▶ Material supplied
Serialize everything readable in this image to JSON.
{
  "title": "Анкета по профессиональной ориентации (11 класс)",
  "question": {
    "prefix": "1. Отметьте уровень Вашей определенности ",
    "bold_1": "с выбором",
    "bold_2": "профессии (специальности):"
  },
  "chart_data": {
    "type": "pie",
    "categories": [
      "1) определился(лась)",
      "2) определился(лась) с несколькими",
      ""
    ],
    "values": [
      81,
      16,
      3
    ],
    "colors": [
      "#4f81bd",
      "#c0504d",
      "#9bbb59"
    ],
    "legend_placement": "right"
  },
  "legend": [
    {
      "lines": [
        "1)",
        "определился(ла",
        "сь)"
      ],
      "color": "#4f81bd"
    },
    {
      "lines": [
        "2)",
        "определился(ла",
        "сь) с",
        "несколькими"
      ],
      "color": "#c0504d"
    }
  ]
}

▶ Required work
Search the entries for the string "несколькими" and collect each line that has it.

▶ Task answer
      "2) определился(лась) с несколькими",
        "несколькими"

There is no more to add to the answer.